Data to process –
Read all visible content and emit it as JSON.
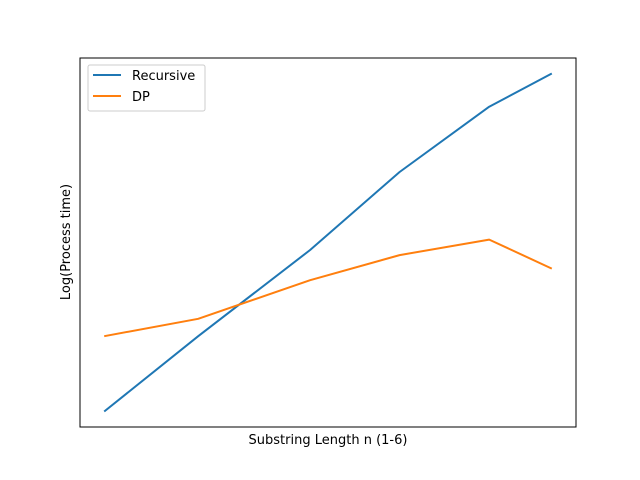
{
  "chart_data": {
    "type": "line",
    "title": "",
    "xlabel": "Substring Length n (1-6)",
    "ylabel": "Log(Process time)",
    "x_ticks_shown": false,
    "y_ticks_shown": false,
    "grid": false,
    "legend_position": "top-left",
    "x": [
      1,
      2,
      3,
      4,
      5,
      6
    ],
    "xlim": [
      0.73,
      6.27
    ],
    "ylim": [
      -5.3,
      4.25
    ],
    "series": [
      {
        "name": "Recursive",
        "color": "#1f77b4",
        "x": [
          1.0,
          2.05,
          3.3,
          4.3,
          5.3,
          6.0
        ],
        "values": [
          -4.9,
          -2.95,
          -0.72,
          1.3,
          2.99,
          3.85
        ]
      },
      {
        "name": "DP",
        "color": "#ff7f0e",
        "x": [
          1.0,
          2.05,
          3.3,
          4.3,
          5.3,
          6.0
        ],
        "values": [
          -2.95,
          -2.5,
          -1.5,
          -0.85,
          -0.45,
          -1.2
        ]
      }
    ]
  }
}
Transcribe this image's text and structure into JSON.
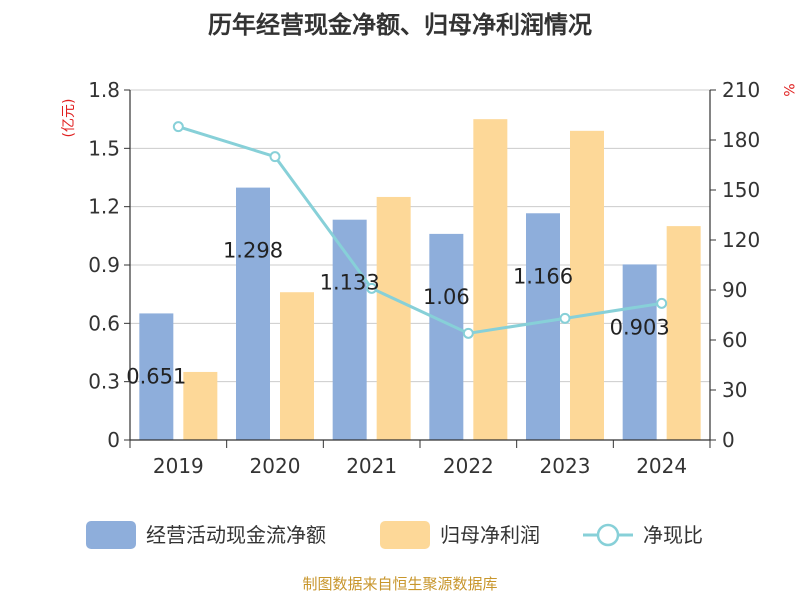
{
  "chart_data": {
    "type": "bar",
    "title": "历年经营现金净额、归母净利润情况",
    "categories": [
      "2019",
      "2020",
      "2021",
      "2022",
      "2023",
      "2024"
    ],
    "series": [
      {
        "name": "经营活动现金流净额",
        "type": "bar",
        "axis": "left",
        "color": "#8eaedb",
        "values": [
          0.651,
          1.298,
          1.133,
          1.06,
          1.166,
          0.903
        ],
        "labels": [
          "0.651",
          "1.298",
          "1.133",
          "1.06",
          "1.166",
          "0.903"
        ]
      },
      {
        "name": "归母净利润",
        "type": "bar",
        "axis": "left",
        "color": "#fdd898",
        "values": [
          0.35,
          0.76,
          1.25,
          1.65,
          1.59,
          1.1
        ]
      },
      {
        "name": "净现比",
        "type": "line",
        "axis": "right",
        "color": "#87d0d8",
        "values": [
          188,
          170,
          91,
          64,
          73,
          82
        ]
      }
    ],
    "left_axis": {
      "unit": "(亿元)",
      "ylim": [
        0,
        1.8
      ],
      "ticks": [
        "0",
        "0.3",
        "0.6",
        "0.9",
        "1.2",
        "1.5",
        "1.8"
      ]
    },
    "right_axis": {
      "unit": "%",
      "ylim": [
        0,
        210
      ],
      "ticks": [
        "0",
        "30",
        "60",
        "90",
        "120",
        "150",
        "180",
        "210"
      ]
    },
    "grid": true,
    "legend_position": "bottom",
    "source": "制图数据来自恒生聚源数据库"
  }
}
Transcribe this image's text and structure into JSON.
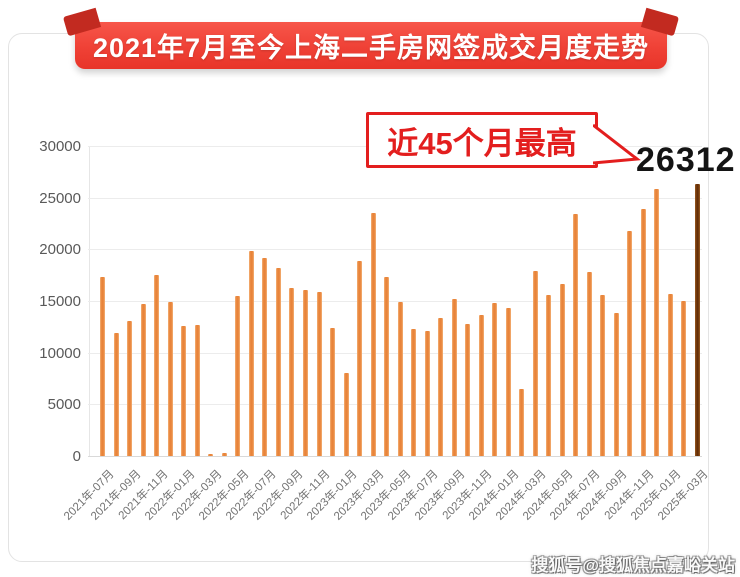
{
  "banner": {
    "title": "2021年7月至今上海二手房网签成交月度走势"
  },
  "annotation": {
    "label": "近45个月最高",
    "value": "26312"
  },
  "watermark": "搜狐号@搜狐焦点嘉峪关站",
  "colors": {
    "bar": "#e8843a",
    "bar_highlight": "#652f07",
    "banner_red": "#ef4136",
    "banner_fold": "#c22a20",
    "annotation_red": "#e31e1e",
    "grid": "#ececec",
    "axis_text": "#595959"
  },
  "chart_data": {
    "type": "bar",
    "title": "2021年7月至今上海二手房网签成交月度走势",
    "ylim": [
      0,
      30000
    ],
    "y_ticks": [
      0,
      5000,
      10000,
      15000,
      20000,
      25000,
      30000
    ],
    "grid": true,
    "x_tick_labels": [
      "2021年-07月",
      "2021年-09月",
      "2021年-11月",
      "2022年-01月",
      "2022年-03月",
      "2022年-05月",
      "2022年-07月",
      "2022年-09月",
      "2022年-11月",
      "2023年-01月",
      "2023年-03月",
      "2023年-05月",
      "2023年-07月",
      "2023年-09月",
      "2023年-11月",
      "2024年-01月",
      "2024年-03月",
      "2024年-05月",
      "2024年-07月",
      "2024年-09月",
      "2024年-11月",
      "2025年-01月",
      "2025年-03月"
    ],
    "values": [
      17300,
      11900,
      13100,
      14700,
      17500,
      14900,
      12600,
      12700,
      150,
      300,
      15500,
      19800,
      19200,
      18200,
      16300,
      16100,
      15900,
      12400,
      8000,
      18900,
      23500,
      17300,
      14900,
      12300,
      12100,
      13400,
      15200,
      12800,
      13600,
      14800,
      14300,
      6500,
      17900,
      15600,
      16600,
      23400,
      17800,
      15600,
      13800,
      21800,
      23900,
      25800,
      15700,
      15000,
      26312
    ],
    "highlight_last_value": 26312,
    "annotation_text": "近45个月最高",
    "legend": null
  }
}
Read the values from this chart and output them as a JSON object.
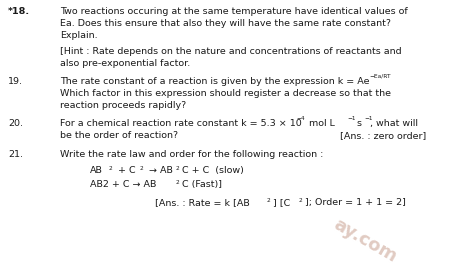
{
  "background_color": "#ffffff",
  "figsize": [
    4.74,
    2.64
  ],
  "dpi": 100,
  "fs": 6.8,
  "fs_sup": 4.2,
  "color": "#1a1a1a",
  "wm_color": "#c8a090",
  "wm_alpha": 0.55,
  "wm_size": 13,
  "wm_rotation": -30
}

Short task – Omit every image. Quote each record exactly.

Full solution –
Read all visible content and emit it as JSON.
{
  "chart_data": {
    "type": "line",
    "title": "",
    "xlabel": "Substring Length n (1-6)",
    "ylabel": "Log(Process time)",
    "x_ticks_shown": false,
    "y_ticks_shown": false,
    "grid": false,
    "legend_position": "top-left",
    "x": [
      1,
      2,
      3,
      4,
      5,
      6
    ],
    "xlim": [
      0.73,
      6.27
    ],
    "ylim": [
      -5.3,
      4.25
    ],
    "series": [
      {
        "name": "Recursive",
        "color": "#1f77b4",
        "x": [
          1.0,
          2.05,
          3.3,
          4.3,
          5.3,
          6.0
        ],
        "values": [
          -4.9,
          -2.95,
          -0.72,
          1.3,
          2.99,
          3.85
        ]
      },
      {
        "name": "DP",
        "color": "#ff7f0e",
        "x": [
          1.0,
          2.05,
          3.3,
          4.3,
          5.3,
          6.0
        ],
        "values": [
          -2.95,
          -2.5,
          -1.5,
          -0.85,
          -0.45,
          -1.2
        ]
      }
    ]
  }
}
Transcribe this image's text and structure into JSON.
{
  "chart_data": {
    "type": "bar",
    "title": "历年经营现金净额、归母净利润情况",
    "categories": [
      "2019",
      "2020",
      "2021",
      "2022",
      "2023",
      "2024"
    ],
    "series": [
      {
        "name": "经营活动现金流净额",
        "type": "bar",
        "axis": "left",
        "color": "#8eaedb",
        "values": [
          0.651,
          1.298,
          1.133,
          1.06,
          1.166,
          0.903
        ],
        "labels": [
          "0.651",
          "1.298",
          "1.133",
          "1.06",
          "1.166",
          "0.903"
        ]
      },
      {
        "name": "归母净利润",
        "type": "bar",
        "axis": "left",
        "color": "#fdd898",
        "values": [
          0.35,
          0.76,
          1.25,
          1.65,
          1.59,
          1.1
        ]
      },
      {
        "name": "净现比",
        "type": "line",
        "axis": "right",
        "color": "#87d0d8",
        "values": [
          188,
          170,
          91,
          64,
          73,
          82
        ]
      }
    ],
    "left_axis": {
      "unit": "(亿元)",
      "ylim": [
        0,
        1.8
      ],
      "ticks": [
        "0",
        "0.3",
        "0.6",
        "0.9",
        "1.2",
        "1.5",
        "1.8"
      ]
    },
    "right_axis": {
      "unit": "%",
      "ylim": [
        0,
        210
      ],
      "ticks": [
        "0",
        "30",
        "60",
        "90",
        "120",
        "150",
        "180",
        "210"
      ]
    },
    "grid": true,
    "legend_position": "bottom",
    "source": "制图数据来自恒生聚源数据库"
  }
}
Transcribe this image's text and structure into JSON.
{
  "banner": {
    "title": "2021年7月至今上海二手房网签成交月度走势"
  },
  "annotation": {
    "label": "近45个月最高",
    "value": "26312"
  },
  "watermark": "搜狐号@搜狐焦点嘉峪关站",
  "colors": {
    "bar": "#e8843a",
    "bar_highlight": "#652f07",
    "banner_red": "#ef4136",
    "banner_fold": "#c22a20",
    "annotation_red": "#e31e1e",
    "grid": "#ececec",
    "axis_text": "#595959"
  },
  "chart_data": {
    "type": "bar",
    "title": "2021年7月至今上海二手房网签成交月度走势",
    "ylim": [
      0,
      30000
    ],
    "y_ticks": [
      0,
      5000,
      10000,
      15000,
      20000,
      25000,
      30000
    ],
    "grid": true,
    "x_tick_labels": [
      "2021年-07月",
      "2021年-09月",
      "2021年-11月",
      "2022年-01月",
      "2022年-03月",
      "2022年-05月",
      "2022年-07月",
      "2022年-09月",
      "2022年-11月",
      "2023年-01月",
      "2023年-03月",
      "2023年-05月",
      "2023年-07月",
      "2023年-09月",
      "2023年-11月",
      "2024年-01月",
      "2024年-03月",
      "2024年-05月",
      "2024年-07月",
      "2024年-09月",
      "2024年-11月",
      "2025年-01月",
      "2025年-03月"
    ],
    "values": [
      17300,
      11900,
      13100,
      14700,
      17500,
      14900,
      12600,
      12700,
      150,
      300,
      15500,
      19800,
      19200,
      18200,
      16300,
      16100,
      15900,
      12400,
      8000,
      18900,
      23500,
      17300,
      14900,
      12300,
      12100,
      13400,
      15200,
      12800,
      13600,
      14800,
      14300,
      6500,
      17900,
      15600,
      16600,
      23400,
      17800,
      15600,
      13800,
      21800,
      23900,
      25800,
      15700,
      15000,
      26312
    ],
    "highlight_last_value": 26312,
    "annotation_text": "近45个月最高",
    "legend": null
  }
}
Read the values from this chart and output them as a JSON object.
{
  "background_color": "#ffffff",
  "figsize": [
    4.74,
    2.64
  ],
  "dpi": 100,
  "fs": 6.8,
  "fs_sup": 4.2,
  "color": "#1a1a1a",
  "wm_color": "#c8a090",
  "wm_alpha": 0.55,
  "wm_size": 13,
  "wm_rotation": -30
}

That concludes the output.